» WRITTEN INSTRUCTION
Every record must be repeated exactly, with no omission.

— Begin —

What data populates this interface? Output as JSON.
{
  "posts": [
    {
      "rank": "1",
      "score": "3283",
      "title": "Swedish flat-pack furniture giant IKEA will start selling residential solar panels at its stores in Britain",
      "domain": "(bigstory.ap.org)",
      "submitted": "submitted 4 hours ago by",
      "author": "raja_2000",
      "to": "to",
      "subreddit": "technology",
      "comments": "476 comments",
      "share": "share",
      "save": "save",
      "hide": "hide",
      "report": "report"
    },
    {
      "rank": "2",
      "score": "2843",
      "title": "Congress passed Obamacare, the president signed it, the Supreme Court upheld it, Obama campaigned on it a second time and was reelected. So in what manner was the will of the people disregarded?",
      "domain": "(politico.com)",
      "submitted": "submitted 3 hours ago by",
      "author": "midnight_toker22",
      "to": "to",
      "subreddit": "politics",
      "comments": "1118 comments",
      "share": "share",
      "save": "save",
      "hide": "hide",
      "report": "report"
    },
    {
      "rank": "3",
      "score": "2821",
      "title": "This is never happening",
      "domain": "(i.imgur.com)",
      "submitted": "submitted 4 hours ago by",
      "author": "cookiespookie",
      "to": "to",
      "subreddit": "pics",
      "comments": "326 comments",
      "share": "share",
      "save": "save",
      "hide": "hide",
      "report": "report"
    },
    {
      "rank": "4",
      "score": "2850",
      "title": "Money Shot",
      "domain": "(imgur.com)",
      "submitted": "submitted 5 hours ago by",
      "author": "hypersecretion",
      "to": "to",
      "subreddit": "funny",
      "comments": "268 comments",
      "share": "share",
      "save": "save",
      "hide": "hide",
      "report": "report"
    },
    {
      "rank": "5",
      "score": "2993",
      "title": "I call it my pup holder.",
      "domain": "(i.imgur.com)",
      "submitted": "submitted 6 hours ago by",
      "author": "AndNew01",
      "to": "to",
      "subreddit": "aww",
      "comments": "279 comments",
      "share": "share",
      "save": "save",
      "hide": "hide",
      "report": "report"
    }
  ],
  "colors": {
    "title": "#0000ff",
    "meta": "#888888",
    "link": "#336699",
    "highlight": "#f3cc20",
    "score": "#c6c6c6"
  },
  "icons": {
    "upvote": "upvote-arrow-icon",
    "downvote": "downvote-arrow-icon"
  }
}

— End —

» CORRECT RESPONSE
What data populates this interface? Output as JSON.
{
  "posts": [
    {
      "rank": "1",
      "score": "3283",
      "title": "Swedish flat-pack furniture giant IKEA will start selling residential solar panels at its stores in Britain",
      "domain": "(bigstory.ap.org)",
      "submitted": "submitted 4 hours ago by",
      "author": "raja_2000",
      "to": "to",
      "subreddit": "technology",
      "comments": "476 comments",
      "share": "share",
      "save": "save",
      "hide": "hide",
      "report": "report"
    },
    {
      "rank": "2",
      "score": "2843",
      "title": "Congress passed Obamacare, the president signed it, the Supreme Court upheld it, Obama campaigned on it a second time and was reelected. So in what manner was the will of the people disregarded?",
      "domain": "(politico.com)",
      "submitted": "submitted 3 hours ago by",
      "author": "midnight_toker22",
      "to": "to",
      "subreddit": "politics",
      "comments": "1118 comments",
      "share": "share",
      "save": "save",
      "hide": "hide",
      "report": "report"
    },
    {
      "rank": "3",
      "score": "2821",
      "title": "This is never happening",
      "domain": "(i.imgur.com)",
      "submitted": "submitted 4 hours ago by",
      "author": "cookiespookie",
      "to": "to",
      "subreddit": "pics",
      "comments": "326 comments",
      "share": "share",
      "save": "save",
      "hide": "hide",
      "report": "report"
    },
    {
      "rank": "4",
      "score": "2850",
      "title": "Money Shot",
      "domain": "(imgur.com)",
      "submitted": "submitted 5 hours ago by",
      "author": "hypersecretion",
      "to": "to",
      "subreddit": "funny",
      "comments": "268 comments",
      "share": "share",
      "save": "save",
      "hide": "hide",
      "report": "report"
    },
    {
      "rank": "5",
      "score": "2993",
      "title": "I call it my pup holder.",
      "domain": "(i.imgur.com)",
      "submitted": "submitted 6 hours ago by",
      "author": "AndNew01",
      "to": "to",
      "subreddit": "aww",
      "comments": "279 comments",
      "share": "share",
      "save": "save",
      "hide": "hide",
      "report": "report"
    }
  ],
  "colors": {
    "title": "#0000ff",
    "meta": "#888888",
    "link": "#336699",
    "highlight": "#f3cc20",
    "score": "#c6c6c6"
  },
  "icons": {
    "upvote": "upvote-arrow-icon",
    "downvote": "downvote-arrow-icon"
  }
}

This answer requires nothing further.